Every record below should be written out exactly; pictures stay out.

'''

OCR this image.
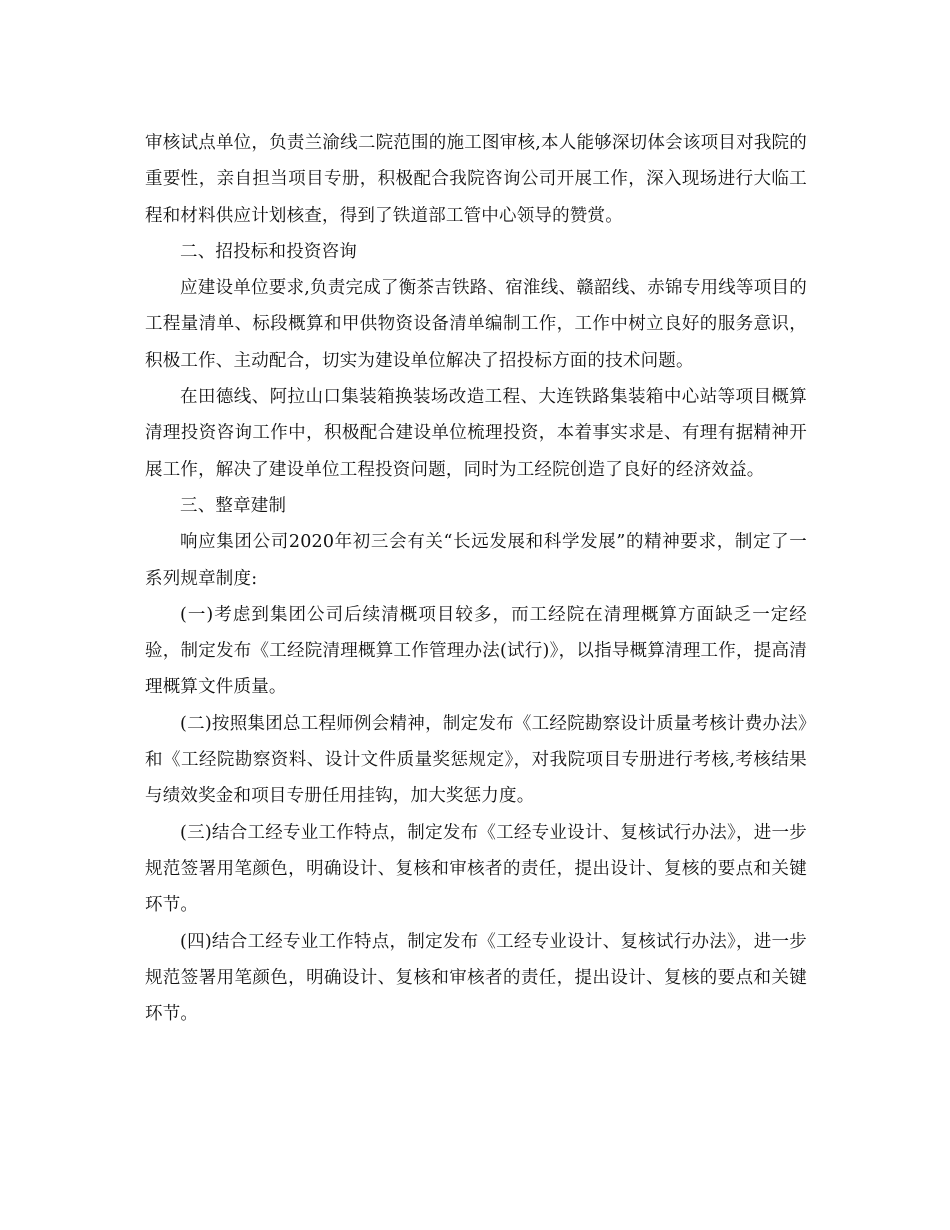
审核试点单位，负责兰渝线二院范围的施工图审核,本人能够深切体会该项目对我院的重要性，亲自担当项目专册，积极配合我院咨询公司开展工作，深入现场进行大临工程和材料供应计划核查，得到了铁道部工管中心领导的赞赏。

二、招投标和投资咨询

应建设单位要求,负责完成了衡茶吉铁路、宿淮线、赣韶线、赤锦专用线等项目的工程量清单、标段概算和甲供物资设备清单编制工作，工作中树立良好的服务意识，积极工作、主动配合，切实为建设单位解决了招投标方面的技术问题。

在田德线、阿拉山口集装箱换装场改造工程、大连铁路集装箱中心站等项目概算清理投资咨询工作中，积极配合建设单位梳理投资，本着事实求是、有理有据精神开展工作，解决了建设单位工程投资问题，同时为工经院创造了良好的经济效益。

三、整章建制

响应集团公司2020年初三会有关“长远发展和科学发展”的精神要求，制定了一系列规章制度:

(一)考虑到集团公司后续清概项目较多，而工经院在清理概算方面缺乏一定经验，制定发布《工经院清理概算工作管理办法(试行)》，以指导概算清理工作，提高清理概算文件质量。

(二)按照集团总工程师例会精神，制定发布《工经院勘察设计质量考核计费办法》和《工经院勘察资料、设计文件质量奖惩规定》，对我院项目专册进行考核,考核结果与绩效奖金和项目专册任用挂钩，加大奖惩力度。

(三)结合工经专业工作特点，制定发布《工经专业设计、复核试行办法》，进一步规范签署用笔颜色，明确设计、复核和审核者的责任，提出设计、复核的要点和关键环节。

(四)结合工经专业工作特点，制定发布《工经专业设计、复核试行办法》，进一步规范签署用笔颜色，明确设计、复核和审核者的责任，提出设计、复核的要点和关键环节。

'''

#### Full output
OCR this image.
审核试点单位，负责兰渝线二院范围的施工图审核,本人能够深切体会该项目对我院的重要性，亲自担当项目专册，积极配合我院咨询公司开展工作，深入现场进行大临工程和材料供应计划核查，得到了铁道部工管中心领导的赞赏。

二、招投标和投资咨询

应建设单位要求,负责完成了衡茶吉铁路、宿淮线、赣韶线、赤锦专用线等项目的工程量清单、标段概算和甲供物资设备清单编制工作，工作中树立良好的服务意识，积极工作、主动配合，切实为建设单位解决了招投标方面的技术问题。

在田德线、阿拉山口集装箱换装场改造工程、大连铁路集装箱中心站等项目概算清理投资咨询工作中，积极配合建设单位梳理投资，本着事实求是、有理有据精神开展工作，解决了建设单位工程投资问题，同时为工经院创造了良好的经济效益。

三、整章建制

响应集团公司2020年初三会有关“长远发展和科学发展”的精神要求，制定了一系列规章制度:

(一)考虑到集团公司后续清概项目较多，而工经院在清理概算方面缺乏一定经验，制定发布《工经院清理概算工作管理办法(试行)》，以指导概算清理工作，提高清理概算文件质量。

(二)按照集团总工程师例会精神，制定发布《工经院勘察设计质量考核计费办法》和《工经院勘察资料、设计文件质量奖惩规定》，对我院项目专册进行考核,考核结果与绩效奖金和项目专册任用挂钩，加大奖惩力度。

(三)结合工经专业工作特点，制定发布《工经专业设计、复核试行办法》，进一步规范签署用笔颜色，明确设计、复核和审核者的责任，提出设计、复核的要点和关键环节。

(四)结合工经专业工作特点，制定发布《工经专业设计、复核试行办法》，进一步规范签署用笔颜色，明确设计、复核和审核者的责任，提出设计、复核的要点和关键环节。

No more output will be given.